● **TASK STATEMENT**
Exactly reproduce the entries, dropping any pictures from your copy.

● **ENTRIES SUPPLIED**

>>>

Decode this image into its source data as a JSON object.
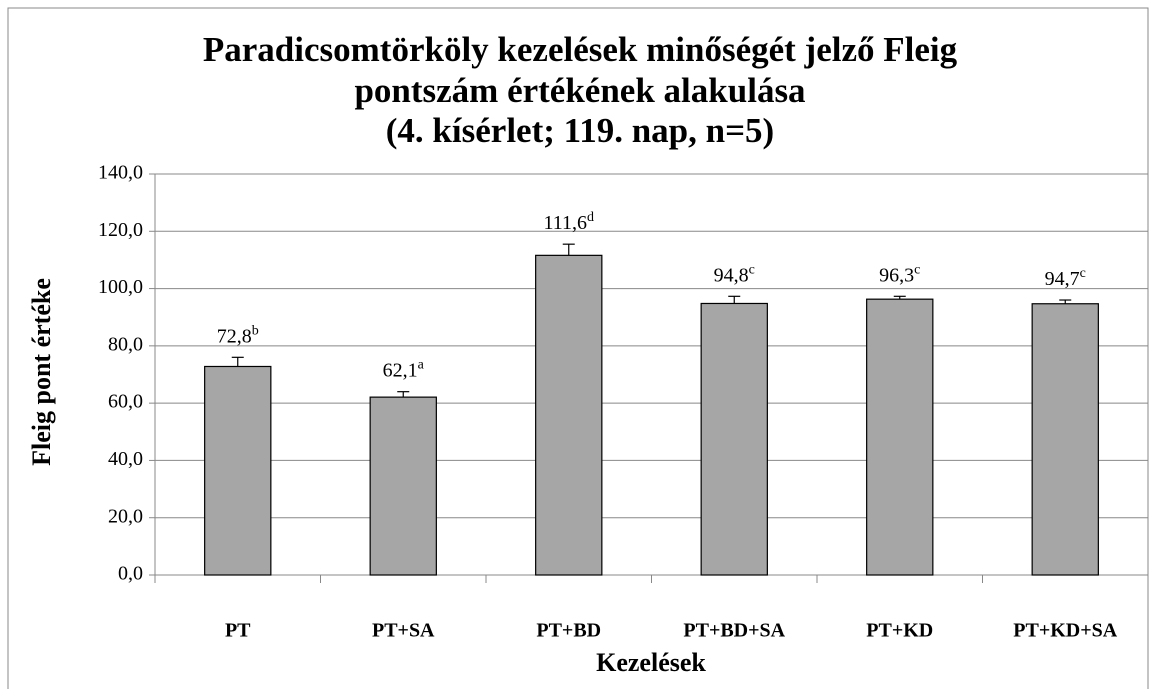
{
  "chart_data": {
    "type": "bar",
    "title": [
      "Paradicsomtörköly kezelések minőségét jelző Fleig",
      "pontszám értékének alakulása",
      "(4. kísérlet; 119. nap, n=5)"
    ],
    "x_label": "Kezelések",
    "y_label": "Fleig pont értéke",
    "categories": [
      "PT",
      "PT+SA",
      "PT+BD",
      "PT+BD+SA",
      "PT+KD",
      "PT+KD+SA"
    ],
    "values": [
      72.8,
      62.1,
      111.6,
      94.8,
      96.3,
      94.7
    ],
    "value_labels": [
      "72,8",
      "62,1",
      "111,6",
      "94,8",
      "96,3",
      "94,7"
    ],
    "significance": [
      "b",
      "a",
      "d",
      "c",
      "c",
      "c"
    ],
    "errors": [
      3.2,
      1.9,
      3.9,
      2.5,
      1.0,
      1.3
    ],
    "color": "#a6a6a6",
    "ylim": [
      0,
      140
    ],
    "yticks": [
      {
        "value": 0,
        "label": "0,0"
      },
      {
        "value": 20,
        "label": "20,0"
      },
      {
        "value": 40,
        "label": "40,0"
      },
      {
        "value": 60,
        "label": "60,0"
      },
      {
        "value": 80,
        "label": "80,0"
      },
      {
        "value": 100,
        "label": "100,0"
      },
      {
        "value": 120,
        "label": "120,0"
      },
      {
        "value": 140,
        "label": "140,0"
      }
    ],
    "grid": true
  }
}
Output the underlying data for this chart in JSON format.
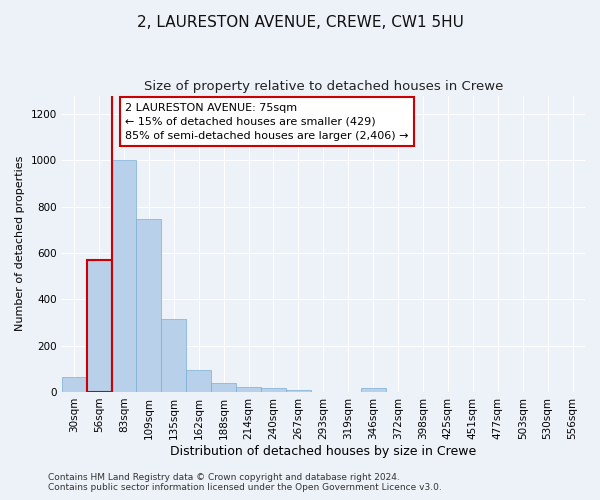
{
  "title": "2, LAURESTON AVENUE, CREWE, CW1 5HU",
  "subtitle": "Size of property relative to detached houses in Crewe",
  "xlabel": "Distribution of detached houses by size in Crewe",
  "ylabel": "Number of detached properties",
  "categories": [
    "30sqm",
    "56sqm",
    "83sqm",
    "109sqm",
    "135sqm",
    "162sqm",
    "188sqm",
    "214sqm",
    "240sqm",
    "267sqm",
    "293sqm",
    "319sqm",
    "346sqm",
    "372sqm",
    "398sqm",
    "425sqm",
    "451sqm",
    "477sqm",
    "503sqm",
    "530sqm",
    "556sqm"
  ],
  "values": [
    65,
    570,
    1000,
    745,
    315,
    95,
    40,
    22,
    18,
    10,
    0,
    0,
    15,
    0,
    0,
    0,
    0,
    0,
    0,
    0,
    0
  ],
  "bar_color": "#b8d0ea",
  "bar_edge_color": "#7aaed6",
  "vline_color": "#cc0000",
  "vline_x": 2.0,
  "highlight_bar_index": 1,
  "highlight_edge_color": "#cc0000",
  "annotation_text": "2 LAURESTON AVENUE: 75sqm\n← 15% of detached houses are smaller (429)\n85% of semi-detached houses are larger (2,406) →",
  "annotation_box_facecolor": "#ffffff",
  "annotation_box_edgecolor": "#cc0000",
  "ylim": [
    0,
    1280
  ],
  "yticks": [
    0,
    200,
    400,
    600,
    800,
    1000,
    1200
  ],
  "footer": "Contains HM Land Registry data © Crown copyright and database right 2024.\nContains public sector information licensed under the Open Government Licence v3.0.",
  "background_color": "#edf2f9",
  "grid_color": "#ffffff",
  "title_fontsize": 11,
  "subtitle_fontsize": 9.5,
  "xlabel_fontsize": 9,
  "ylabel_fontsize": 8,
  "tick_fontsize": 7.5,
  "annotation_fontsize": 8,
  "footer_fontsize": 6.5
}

<<<

● **OUTPUT FOR THIS EXERCISE**
Decode this image into its source data as a JSON object.
{
  "chart_data": {
    "type": "bar",
    "title": [
      "Paradicsomtörköly kezelések minőségét jelző Fleig",
      "pontszám értékének alakulása",
      "(4. kísérlet; 119. nap, n=5)"
    ],
    "x_label": "Kezelések",
    "y_label": "Fleig pont értéke",
    "categories": [
      "PT",
      "PT+SA",
      "PT+BD",
      "PT+BD+SA",
      "PT+KD",
      "PT+KD+SA"
    ],
    "values": [
      72.8,
      62.1,
      111.6,
      94.8,
      96.3,
      94.7
    ],
    "value_labels": [
      "72,8",
      "62,1",
      "111,6",
      "94,8",
      "96,3",
      "94,7"
    ],
    "significance": [
      "b",
      "a",
      "d",
      "c",
      "c",
      "c"
    ],
    "errors": [
      3.2,
      1.9,
      3.9,
      2.5,
      1.0,
      1.3
    ],
    "color": "#a6a6a6",
    "ylim": [
      0,
      140
    ],
    "yticks": [
      {
        "value": 0,
        "label": "0,0"
      },
      {
        "value": 20,
        "label": "20,0"
      },
      {
        "value": 40,
        "label": "40,0"
      },
      {
        "value": 60,
        "label": "60,0"
      },
      {
        "value": 80,
        "label": "80,0"
      },
      {
        "value": 100,
        "label": "100,0"
      },
      {
        "value": 120,
        "label": "120,0"
      },
      {
        "value": 140,
        "label": "140,0"
      }
    ],
    "grid": true
  }
}
Output the underlying data for this chart in JSON format.
{
  "title": "2, LAURESTON AVENUE, CREWE, CW1 5HU",
  "subtitle": "Size of property relative to detached houses in Crewe",
  "xlabel": "Distribution of detached houses by size in Crewe",
  "ylabel": "Number of detached properties",
  "categories": [
    "30sqm",
    "56sqm",
    "83sqm",
    "109sqm",
    "135sqm",
    "162sqm",
    "188sqm",
    "214sqm",
    "240sqm",
    "267sqm",
    "293sqm",
    "319sqm",
    "346sqm",
    "372sqm",
    "398sqm",
    "425sqm",
    "451sqm",
    "477sqm",
    "503sqm",
    "530sqm",
    "556sqm"
  ],
  "values": [
    65,
    570,
    1000,
    745,
    315,
    95,
    40,
    22,
    18,
    10,
    0,
    0,
    15,
    0,
    0,
    0,
    0,
    0,
    0,
    0,
    0
  ],
  "bar_color": "#b8d0ea",
  "bar_edge_color": "#7aaed6",
  "vline_color": "#cc0000",
  "vline_x": 2.0,
  "highlight_bar_index": 1,
  "highlight_edge_color": "#cc0000",
  "annotation_text": "2 LAURESTON AVENUE: 75sqm\n← 15% of detached houses are smaller (429)\n85% of semi-detached houses are larger (2,406) →",
  "annotation_box_facecolor": "#ffffff",
  "annotation_box_edgecolor": "#cc0000",
  "ylim": [
    0,
    1280
  ],
  "yticks": [
    0,
    200,
    400,
    600,
    800,
    1000,
    1200
  ],
  "footer": "Contains HM Land Registry data © Crown copyright and database right 2024.\nContains public sector information licensed under the Open Government Licence v3.0.",
  "background_color": "#edf2f9",
  "grid_color": "#ffffff",
  "title_fontsize": 11,
  "subtitle_fontsize": 9.5,
  "xlabel_fontsize": 9,
  "ylabel_fontsize": 8,
  "tick_fontsize": 7.5,
  "annotation_fontsize": 8,
  "footer_fontsize": 6.5
}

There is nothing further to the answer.